Pictures do not belong in the copy; restate the records below word for word.

Excerpts from a figure dataset:
* begin *

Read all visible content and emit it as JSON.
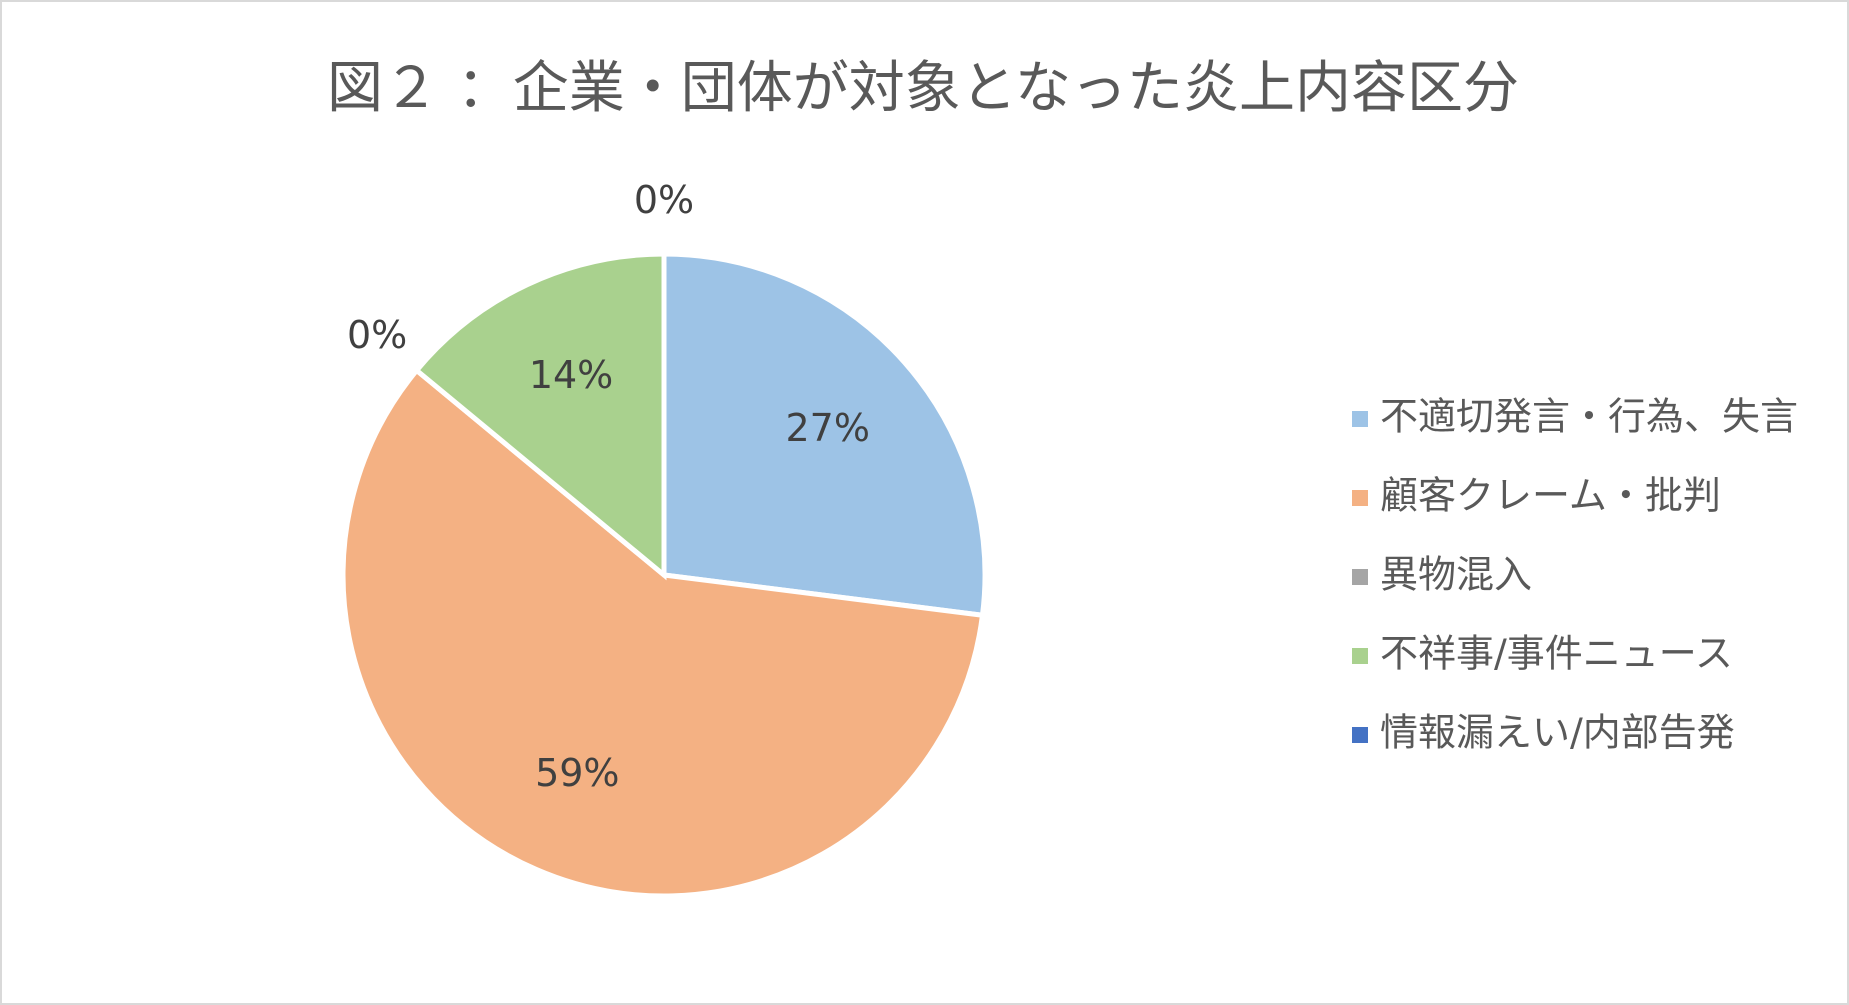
{
  "chart_data": {
    "type": "pie",
    "title": "図２ ：企業・団体が対象となった炎上内容区分",
    "categories": [
      "不適切発言・行為、失言",
      "顧客クレーム・批判",
      "異物混入",
      "不祥事/事件ニュース",
      "情報漏えい/内部告発"
    ],
    "values": [
      27,
      59,
      0,
      14,
      0
    ],
    "value_labels": [
      "27%",
      "59%",
      "0%",
      "14%",
      "0%"
    ],
    "colors": [
      "#9dc3e6",
      "#f4b183",
      "#a5a5a5",
      "#a9d18e",
      "#4472c4"
    ],
    "legend": "right"
  }
}
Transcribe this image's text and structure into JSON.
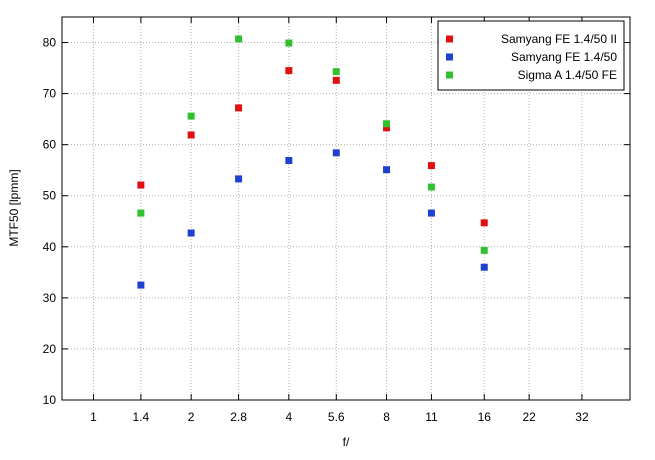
{
  "chart_data": {
    "type": "scatter",
    "title": "",
    "xlabel": "f/",
    "ylabel": "MTF50 [lpmm]",
    "x_scale": "log2",
    "x_ticks": [
      "1",
      "1.4",
      "2",
      "2.8",
      "4",
      "5.6",
      "8",
      "11",
      "16",
      "22",
      "32"
    ],
    "x_tick_values": [
      1,
      1.4,
      2,
      2.8,
      4,
      5.6,
      8,
      11,
      16,
      22,
      32
    ],
    "xlim": [
      0.8,
      45
    ],
    "ylim": [
      10,
      85
    ],
    "y_ticks": [
      10,
      20,
      30,
      40,
      50,
      60,
      70,
      80
    ],
    "grid": true,
    "legend_position": "top-right",
    "series": [
      {
        "name": "Samyang FE 1.4/50 II",
        "color": "#e01010",
        "x": [
          1.4,
          2,
          2.8,
          4,
          5.6,
          8,
          11,
          16
        ],
        "y": [
          52.1,
          61.9,
          67.2,
          74.5,
          72.6,
          63.3,
          55.9,
          44.7
        ]
      },
      {
        "name": "Samyang FE 1.4/50",
        "color": "#2040d0",
        "x": [
          1.4,
          2,
          2.8,
          4,
          5.6,
          8,
          11,
          16
        ],
        "y": [
          32.5,
          42.7,
          53.3,
          56.9,
          58.4,
          55.1,
          46.6,
          36.0
        ]
      },
      {
        "name": "Sigma A 1.4/50 FE",
        "color": "#30c030",
        "x": [
          1.4,
          2,
          2.8,
          4,
          5.6,
          8,
          11,
          16
        ],
        "y": [
          46.6,
          65.6,
          80.7,
          79.9,
          74.3,
          64.1,
          51.7,
          39.3
        ]
      }
    ]
  }
}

* end *

__Answer in full__:
Read all visible content and emit it as JSON.
{
  "chart_data": {
    "type": "pie",
    "title": "図２ ：企業・団体が対象となった炎上内容区分",
    "categories": [
      "不適切発言・行為、失言",
      "顧客クレーム・批判",
      "異物混入",
      "不祥事/事件ニュース",
      "情報漏えい/内部告発"
    ],
    "values": [
      27,
      59,
      0,
      14,
      0
    ],
    "value_labels": [
      "27%",
      "59%",
      "0%",
      "14%",
      "0%"
    ],
    "colors": [
      "#9dc3e6",
      "#f4b183",
      "#a5a5a5",
      "#a9d18e",
      "#4472c4"
    ],
    "legend": "right"
  }
}
Transcribe this image's text and structure into JSON.
{
  "chart_data": {
    "type": "scatter",
    "title": "",
    "xlabel": "f/",
    "ylabel": "MTF50 [lpmm]",
    "x_scale": "log2",
    "x_ticks": [
      "1",
      "1.4",
      "2",
      "2.8",
      "4",
      "5.6",
      "8",
      "11",
      "16",
      "22",
      "32"
    ],
    "x_tick_values": [
      1,
      1.4,
      2,
      2.8,
      4,
      5.6,
      8,
      11,
      16,
      22,
      32
    ],
    "xlim": [
      0.8,
      45
    ],
    "ylim": [
      10,
      85
    ],
    "y_ticks": [
      10,
      20,
      30,
      40,
      50,
      60,
      70,
      80
    ],
    "grid": true,
    "legend_position": "top-right",
    "series": [
      {
        "name": "Samyang FE 1.4/50 II",
        "color": "#e01010",
        "x": [
          1.4,
          2,
          2.8,
          4,
          5.6,
          8,
          11,
          16
        ],
        "y": [
          52.1,
          61.9,
          67.2,
          74.5,
          72.6,
          63.3,
          55.9,
          44.7
        ]
      },
      {
        "name": "Samyang FE 1.4/50",
        "color": "#2040d0",
        "x": [
          1.4,
          2,
          2.8,
          4,
          5.6,
          8,
          11,
          16
        ],
        "y": [
          32.5,
          42.7,
          53.3,
          56.9,
          58.4,
          55.1,
          46.6,
          36.0
        ]
      },
      {
        "name": "Sigma A 1.4/50 FE",
        "color": "#30c030",
        "x": [
          1.4,
          2,
          2.8,
          4,
          5.6,
          8,
          11,
          16
        ],
        "y": [
          46.6,
          65.6,
          80.7,
          79.9,
          74.3,
          64.1,
          51.7,
          39.3
        ]
      }
    ]
  }
}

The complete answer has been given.